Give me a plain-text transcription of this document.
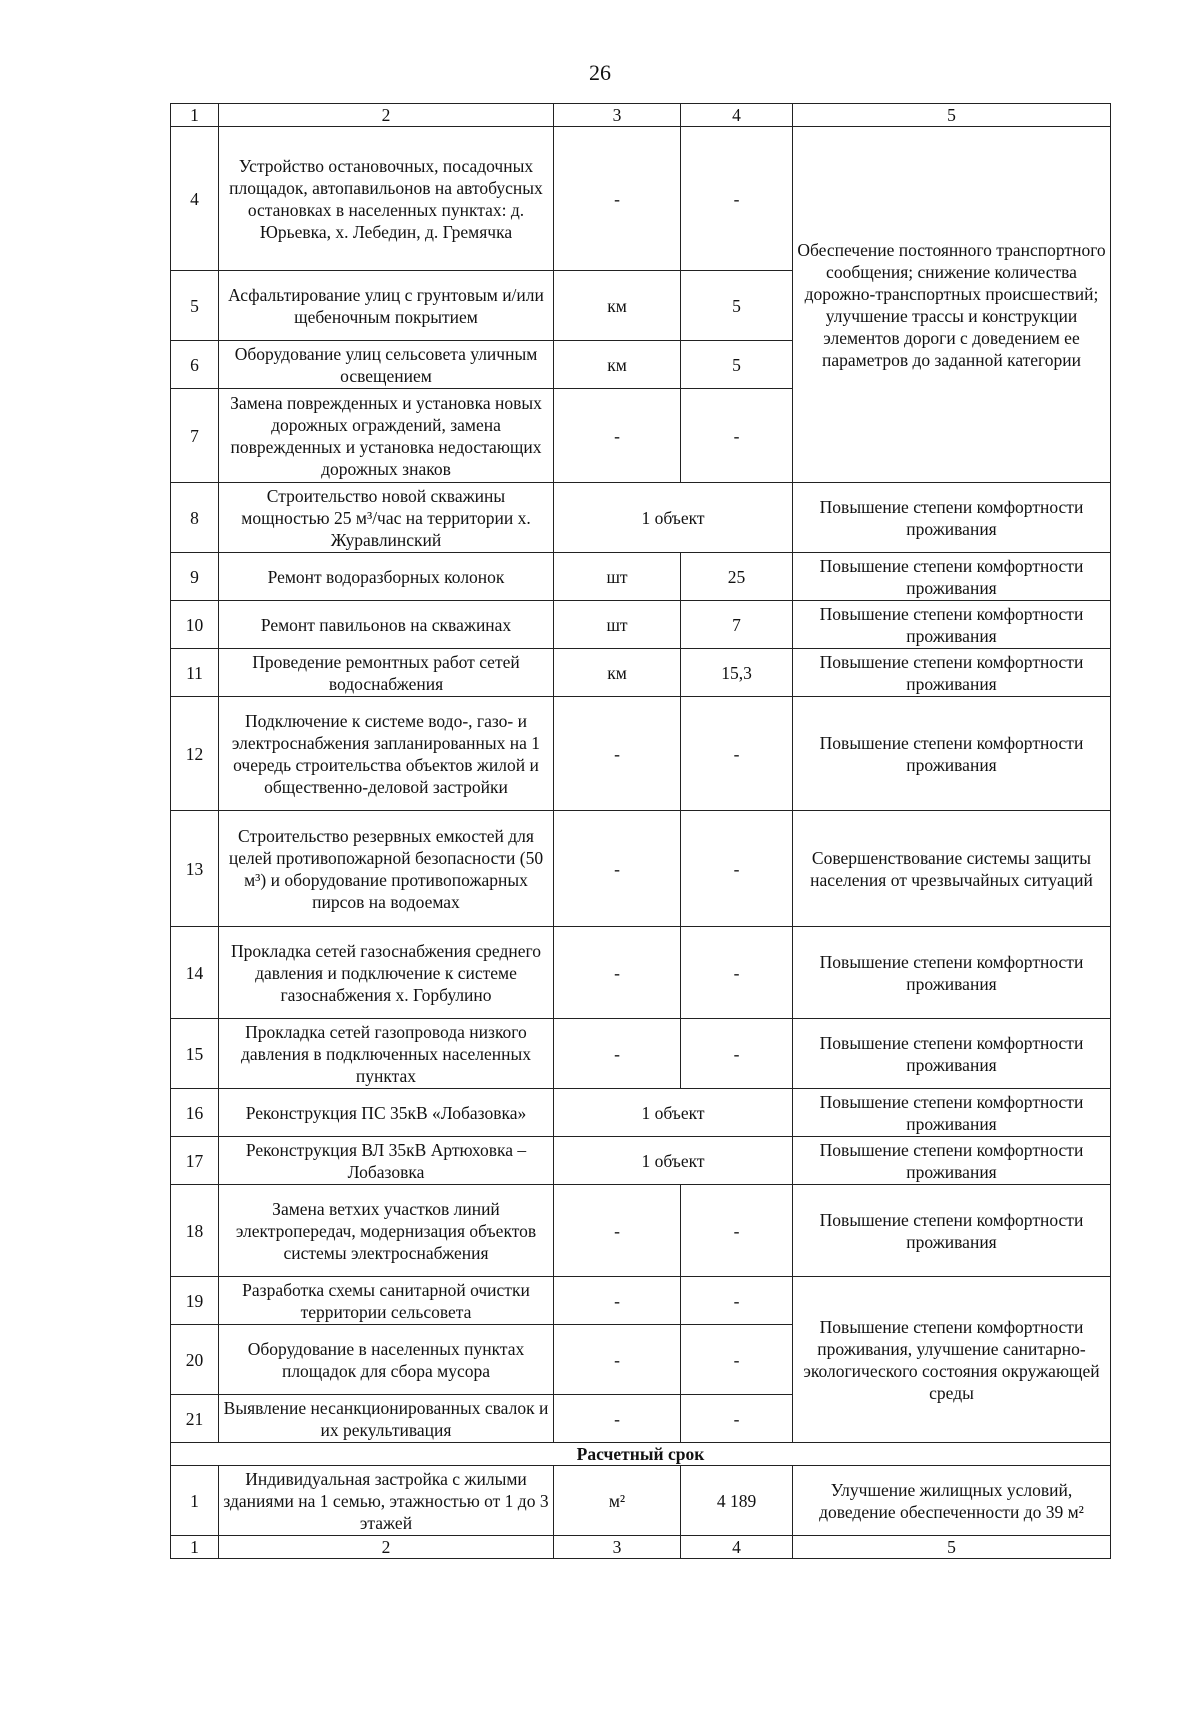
26
1	2	3	4	5
4	Устройство остановочных, посадочных площадок, автопавильонов на автобусных остановках в населенных пунктах: д. Юрьевка, х. Лебедин, д. Гремячка	-	-	Обеспечение постоянного транспортного сообщения; снижение количества дорожно-транспортных происшествий; улучшение трассы и конструкции элементов дороги с доведением ее параметров до заданной категории
5	Асфальтирование улиц с грунтовым и/или щебеночным покрытием	км	5	
6	Оборудование улиц сельсовета уличным освещением	км	5	
7	Замена поврежденных и установка новых дорожных ограждений, замена поврежденных и установка недостающих дорожных знаков	-	-	
8	Строительство новой скважины мощностью 25 м³/час на территории х. Журавлинский	1 объект		Повышение степени комфортности проживания
9	Ремонт водоразборных колонок	шт	25	Повышение степени комфортности проживания
10	Ремонт павильонов на скважинах	шт	7	Повышение степени комфортности проживания
11	Проведение ремонтных работ сетей водоснабжения	км	15,3	Повышение степени комфортности проживания
12	Подключение к системе водо-, газо- и электроснабжения запланированных на 1 очередь строительства объектов жилой и общественно-деловой застройки	-	-	Повышение степени комфортности проживания
13	Строительство резервных емкостей для целей противопожарной безопасности (50 м³) и оборудование противопожарных пирсов на водоемах	-	-	Совершенствование системы защиты населения от чрезвычайных ситуаций
14	Прокладка сетей газоснабжения среднего давления и подключение к системе газоснабжения х. Горбулино	-	-	Повышение степени комфортности проживания
15	Прокладка сетей газопровода низкого давления в подключенных населенных пунктах	-	-	Повышение степени комфортности проживания
16	Реконструкция ПС 35кВ «Лобазовка»	1 объект		Повышение степени комфортности проживания
17	Реконструкция ВЛ 35кВ Артюховка – Лобазовка	1 объект		Повышение степени комфортности проживания
18	Замена ветхих участков линий электропередач, модернизация объектов системы электроснабжения	-	-	Повышение степени комфортности проживания
19	Разработка схемы санитарной очистки территории сельсовета	-	-	Повышение степени комфортности проживания, улучшение санитарно-экологического состояния окружающей среды
20	Оборудование в населенных пунктах площадок для сбора мусора	-	-	
21	Выявление несанкционированных свалок и их рекультивация	-	-	
Расчетный срок				
1	Индивидуальная застройка с жилыми зданиями на 1 семью, этажностью от 1 до 3 этажей	м²	4 189	Улучшение жилищных условий, доведение обеспеченности до 39 м²
1	2	3	4	5
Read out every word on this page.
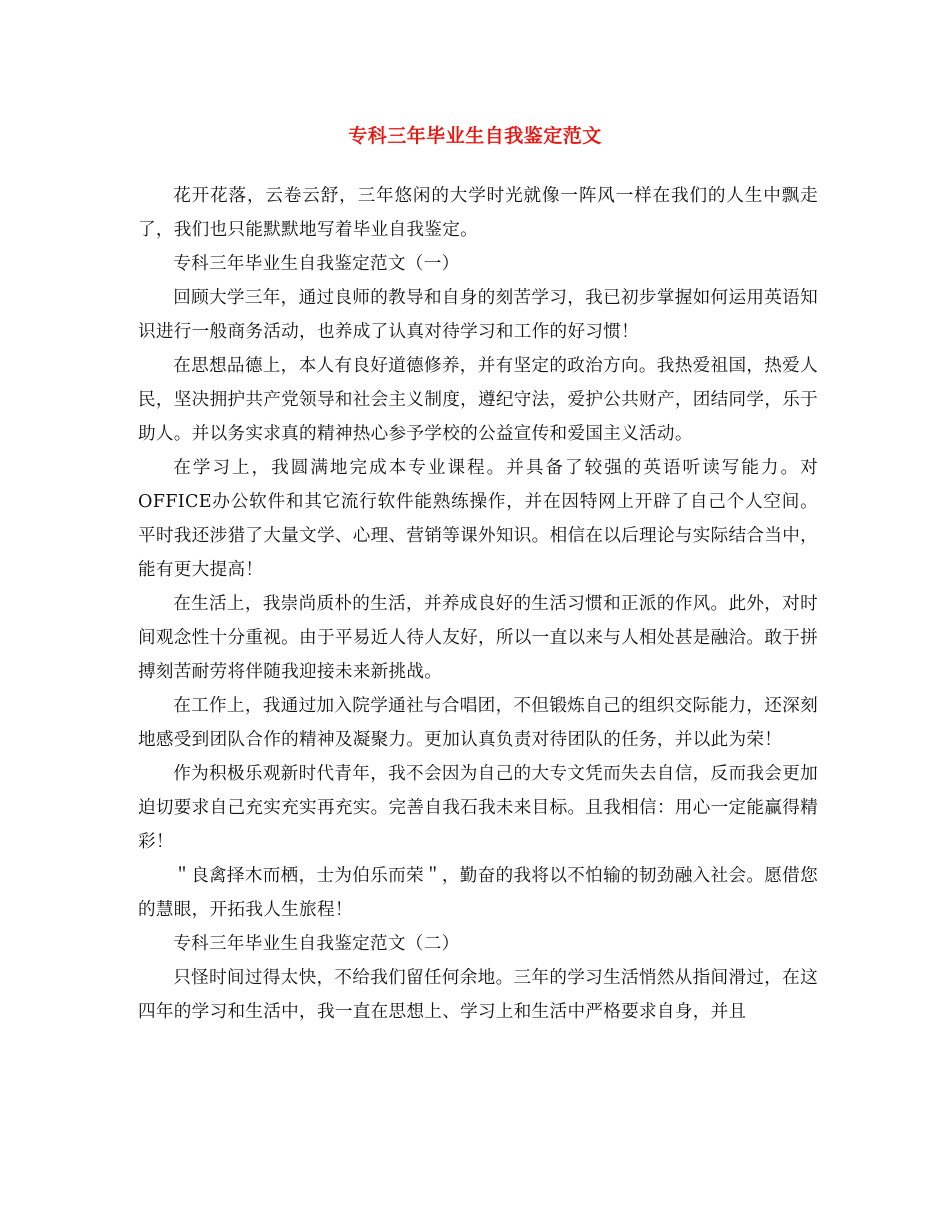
专科三年毕业生自我鉴定范文

花开花落，云卷云舒，三年悠闲的大学时光就像一阵风一样在我们的人生中飘走了，我们也只能默默地写着毕业自我鉴定。

专科三年毕业生自我鉴定范文（一）

回顾大学三年，通过良师的教导和自身的刻苦学习，我已初步掌握如何运用英语知识进行一般商务活动，也养成了认真对待学习和工作的好习惯！

在思想品德上，本人有良好道德修养，并有坚定的政治方向。我热爱祖国，热爱人民，坚决拥护共产党领导和社会主义制度，遵纪守法，爱护公共财产，团结同学，乐于助人。并以务实求真的精神热心参予学校的公益宣传和爱国主义活动。

在学习上，我圆满地完成本专业课程。并具备了较强的英语听读写能力。对OFFICE办公软件和其它流行软件能熟练操作，并在因特网上开辟了自己个人空间。平时我还涉猎了大量文学、心理、营销等课外知识。相信在以后理论与实际结合当中，能有更大提高！

在生活上，我崇尚质朴的生活，并养成良好的生活习惯和正派的作风。此外，对时间观念性十分重视。由于平易近人待人友好，所以一直以来与人相处甚是融洽。敢于拼搏刻苦耐劳将伴随我迎接未来新挑战。

在工作上，我通过加入院学通社与合唱团，不但锻炼自己的组织交际能力，还深刻地感受到团队合作的精神及凝聚力。更加认真负责对待团队的任务，并以此为荣！

作为积极乐观新时代青年，我不会因为自己的大专文凭而失去自信，反而我会更加迫切要求自己充实充实再充实。完善自我石我未来目标。且我相信：用心一定能赢得精彩！

＂良禽择木而栖，士为伯乐而荣＂，勤奋的我将以不怕输的韧劲融入社会。愿借您的慧眼，开拓我人生旅程！

专科三年毕业生自我鉴定范文（二）

只怪时间过得太快，不给我们留任何余地。三年的学习生活悄然从指间滑过，在这四年的学习和生活中，我一直在思想上、学习上和生活中严格要求自身，并且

▶ _Task to carry out_
Write only the number of lines in the data above that include "давления".

▶ _Exercise solution_
2